___ 抜粋

でも裏では四苦八苦。素人がいじれば機械はトラブってあたりまえ。
まあ専従で頑張っている役員さんや担当者もいるから彼らの立場も立てて
やるのが日本企業に長く働くものの人情、道義というもの。
例1.普段はやったことも無い場所の掃除など始めるものだから突然設備が
珍動作。調べたらセレクトスイッチに無意識にさわり切り替わっていた。
例2.内部の構造も原理も分からず重要個所の潤滑油のストレーナを点検
するものだから異物が給油穴に詰り軸が焼き付く大損害。
例3.元々監視してもいなかった圧力計を管理項目に入れるものだから仕事は
増えるし圧力計はすぐ破損したからと交換要求してくるし時間のムダ経費の
ムダ。
例4.たまにしか使わないけど捨てることはできない特殊工具。現場のキャビ
ネットに入れておくと役員の監査で指摘されるから安全地帯の制御盤BOXの
中へ。おまえらなあ.....
そんなことこんなことでどんどん増える突発故障件数と修理時間。
TPM活動だから故障件数は減らさなければ自分たちも含め皆が困る。
でも数字って面白い。突発件数や修理時間は計画工事件数や改善工事時間に
組み入れてやれば報告書類は問題無しだ。まあそうでもして表面的に効果を
上げれば担当者はもちろん役員も喜ぶ。
さあ明日は審査日だ。机の中も整理整頓。捨てるわけにいかない多量のブツ。
どうしょうかなあ。そうだ最高の安全地帯、自分達の車のトランクに一斉移
動だ。でも審査が終わったらあれは何処だ、これはあそこだ。作業効率は
がた落ちだ。でも日本の会社ってこんなことしていて平和ですねえ。
改良保全(守りの保全から攻めの保全へ)
予防保全とは故障してから修理するのでなく点検整備を充実させ故障を未然に
防ぎ設備の稼働率を上げるための保全手法。でも言葉だけ乱用され馬鹿のひとつ
覚えとなっている。現場から離れデスクワークに徹し役に立たない資料ばかり
作り業者への手配師と下落した保全マンが目立つ。その結果増えた故障をデータ
を操作して覆い隠すのも仕事のうちとなった。
潤滑油管理など定期的な点検整備が不可欠の分野もあるがそれ以外には言葉と
書類と業者まかせの予防保全より改良保全を心がけるのが大切である。
故障の事象を現場で徹底的に考察し再発を防ぐ歯止め修理に徹するのだ。
例:リミットスイッチが故障した。分解すると切削油が浸入している。
縦形のリミットスイッチを横方向に取り付けているのでケーブルの口出し部から
切削油がわずかづつ浸入したと判断した。そのまま交換するのでなく取付方向を
変更しケーブルの口出し部を下向きにした。
例:ローラープランジャタイプのリミットスイッチがONしたままになった。
元々プランジャタイプはプランジャ部がかじって入りぱなしになり易い。

______
___ データ記録

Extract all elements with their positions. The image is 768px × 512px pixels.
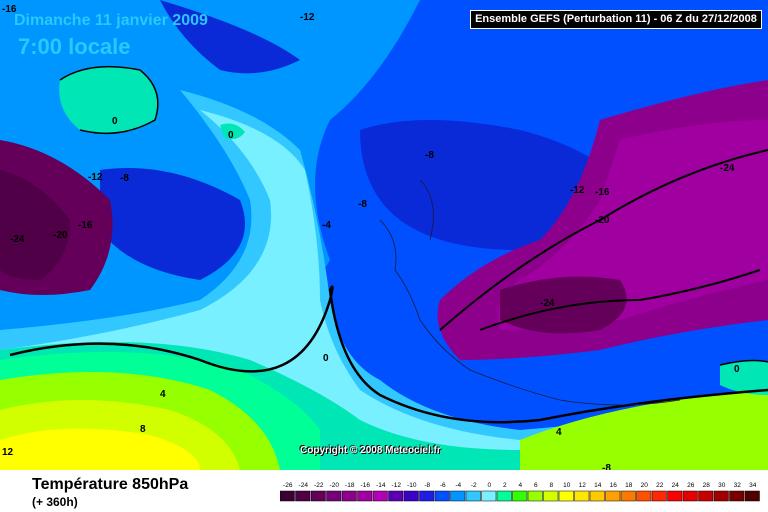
legend-tick-label: -22 [314, 482, 324, 489]
isotherm-label: 0 [323, 353, 329, 364]
legend-tick-label: 8 [549, 482, 553, 489]
temperature-map [0, 0, 768, 470]
isotherm-label: 0 [734, 364, 740, 375]
legend-swatch [481, 490, 497, 502]
isotherm-label: -16 [595, 187, 610, 198]
legend-tick-label: 2 [503, 482, 507, 489]
legend-swatch [357, 490, 373, 502]
legend-swatch [527, 490, 543, 502]
legend-tick-label: 26 [687, 482, 695, 489]
legend-tick-label: 28 [703, 482, 711, 489]
isotherm-label: 4 [556, 427, 562, 438]
isotherm-label: 4 [160, 389, 166, 400]
isotherm-label: -20 [595, 215, 610, 226]
legend-tick-label: -6 [440, 482, 446, 489]
legend-swatch [496, 490, 512, 502]
isotherm-label: -8 [358, 199, 367, 210]
legend-swatch [667, 490, 683, 502]
legend-swatch [574, 490, 590, 502]
legend-tick-label: -8 [424, 482, 430, 489]
isotherm-label: -20 [53, 230, 68, 241]
legend-tick-label: -20 [330, 482, 340, 489]
isotherm-label: -16 [2, 4, 17, 15]
lead-time: (+ 360h) [32, 495, 78, 509]
legend-swatch [636, 490, 652, 502]
legend-tick-label: -24 [299, 482, 309, 489]
legend-swatch [465, 490, 481, 502]
color-legend: -26 -24 -22 -20 -18 -16 -14 -12 -10 -8 -6 -4 -2 0 2 4 6 8… [280, 482, 760, 502]
legend-tick-label: -26 [283, 482, 293, 489]
legend-tick-label: -4 [455, 482, 461, 489]
legend-tick-label: 12 [579, 482, 587, 489]
isotherm-label: -12 [88, 172, 103, 183]
legend-swatch [403, 490, 419, 502]
footer-panel: Température 850hPa (+ 360h) -26 -24 -22 -20… [0, 470, 768, 512]
legend-swatch [589, 490, 605, 502]
legend-tick-label: 32 [734, 482, 742, 489]
copyright-text: Copyright © 2008 Meteociel.fr [300, 445, 441, 456]
legend-swatch [558, 490, 574, 502]
legend-swatch [419, 490, 435, 502]
legend-swatch [512, 490, 528, 502]
legend-swatch [605, 490, 621, 502]
legend-swatch [280, 490, 295, 502]
legend-tick-label: 14 [594, 482, 602, 489]
legend-swatch [326, 490, 342, 502]
legend-swatch [295, 490, 311, 502]
isotherm-label: -12 [570, 185, 585, 196]
forecast-date: Dimanche 11 janvier 2009 [14, 12, 208, 29]
legend-swatch [310, 490, 326, 502]
legend-tick-label: 10 [563, 482, 571, 489]
legend-tick-label: 20 [641, 482, 649, 489]
legend-tick-label: -10 [407, 482, 417, 489]
isotherm-label: -24 [10, 234, 25, 245]
legend-tick-label: 30 [718, 482, 726, 489]
legend-tick-label: 24 [672, 482, 680, 489]
legend-swatch [620, 490, 636, 502]
legend-tick-label: 16 [610, 482, 618, 489]
legend-swatch [450, 490, 466, 502]
legend-tick-label: 0 [487, 482, 491, 489]
legend-tick-label: -14 [376, 482, 386, 489]
legend-swatch [713, 490, 729, 502]
isotherm-label: -12 [300, 12, 315, 23]
isotherm-label: 0 [112, 116, 118, 127]
isotherm-label: -8 [425, 150, 434, 161]
legend-tick-label: 18 [625, 482, 633, 489]
legend-swatch [682, 490, 698, 502]
isotherm-label: -8 [120, 173, 129, 184]
legend-tick-label: -12 [392, 482, 402, 489]
legend-swatch [651, 490, 667, 502]
isotherm-label: 12 [2, 447, 14, 458]
legend-tick-label: -18 [345, 482, 355, 489]
legend-tick-label: 22 [656, 482, 664, 489]
isotherm-label: 8 [140, 424, 146, 435]
isotherm-label: -24 [720, 163, 735, 174]
isotherm-label: -4 [322, 220, 331, 231]
isotherm-label: -8 [602, 463, 611, 474]
legend-swatch [341, 490, 357, 502]
isotherm-label: -24 [540, 298, 555, 309]
variable-title: Température 850hPa [32, 476, 189, 493]
legend-tick-label: -2 [471, 482, 477, 489]
legend-tick-label: 34 [749, 482, 757, 489]
legend-tick-label: 4 [518, 482, 522, 489]
legend-swatch [543, 490, 559, 502]
legend-tick-label: 6 [534, 482, 538, 489]
legend-swatch [434, 490, 450, 502]
legend-tick-label: -16 [361, 482, 371, 489]
isotherm-label: 0 [228, 130, 234, 141]
legend-swatch [388, 490, 404, 502]
legend-swatch [744, 490, 760, 502]
isotherm-label: -16 [78, 220, 93, 231]
model-run: Ensemble GEFS (Perturbation 11) - 06 Z d… [470, 10, 762, 29]
legend-swatch [698, 490, 714, 502]
legend-swatch [372, 490, 388, 502]
local-time: 7:00 locale [18, 34, 131, 59]
legend-swatch [729, 490, 745, 502]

______

## 必要な作業
1. 抜粋をもとに、次の問いに答えてください。
(a) 例1で設備が珍動作したのは、何が起きていたためか。
(b) 審査日の前日、捨てるわけにいかない多量のブツは一斉にどこへ移されたか。
(c) 縦形のリミットスイッチの例では、そのまま交換する代わりに何をしたか。
2. 抜粋の「さあ明日は審査日だ。机の中も整理整頓。捨てるわけにいかない多量のブツ。」から「故障の事象を現場で徹底的に考察し再発を防ぐ歯止め修理に徹するのだ。」までを、両端の語句も含めて一字一句変えずに書き写してください。

## 結果一覧
1.
(a) セレクトスイッチに無意識にさわって切り替わっていたため。
(b) 自分達の車のトランク。
(c) 取付方向を変更し、ケーブルの口出し部を下向きにした。

2.
さあ明日は審査日だ。机の中も整理整頓。捨てるわけにいかない多量のブツ。
どうしょうかなあ。そうだ最高の安全地帯、自分達の車のトランクに一斉移
動だ。でも審査が終わったらあれは何処だ、これはあそこだ。作業効率は
がた落ちだ。でも日本の会社ってこんなことしていて平和ですねえ。
改良保全(守りの保全から攻めの保全へ)
予防保全とは故障してから修理するのでなく点検整備を充実させ故障を未然に
防ぎ設備の稼働率を上げるための保全手法。でも言葉だけ乱用され馬鹿のひとつ
覚えとなっている。現場から離れデスクワークに徹し役に立たない資料ばかり
作り業者への手配師と下落した保全マンが目立つ。その結果増えた故障をデータ
を操作して覆い隠すのも仕事のうちとなった。
潤滑油管理など定期的な点検整備が不可欠の分野もあるがそれ以外には言葉と
書類と業者まかせの予防保全より改良保全を心がけるのが大切である。
故障の事象を現場で徹底的に考察し再発を防ぐ歯止め修理に徹するのだ。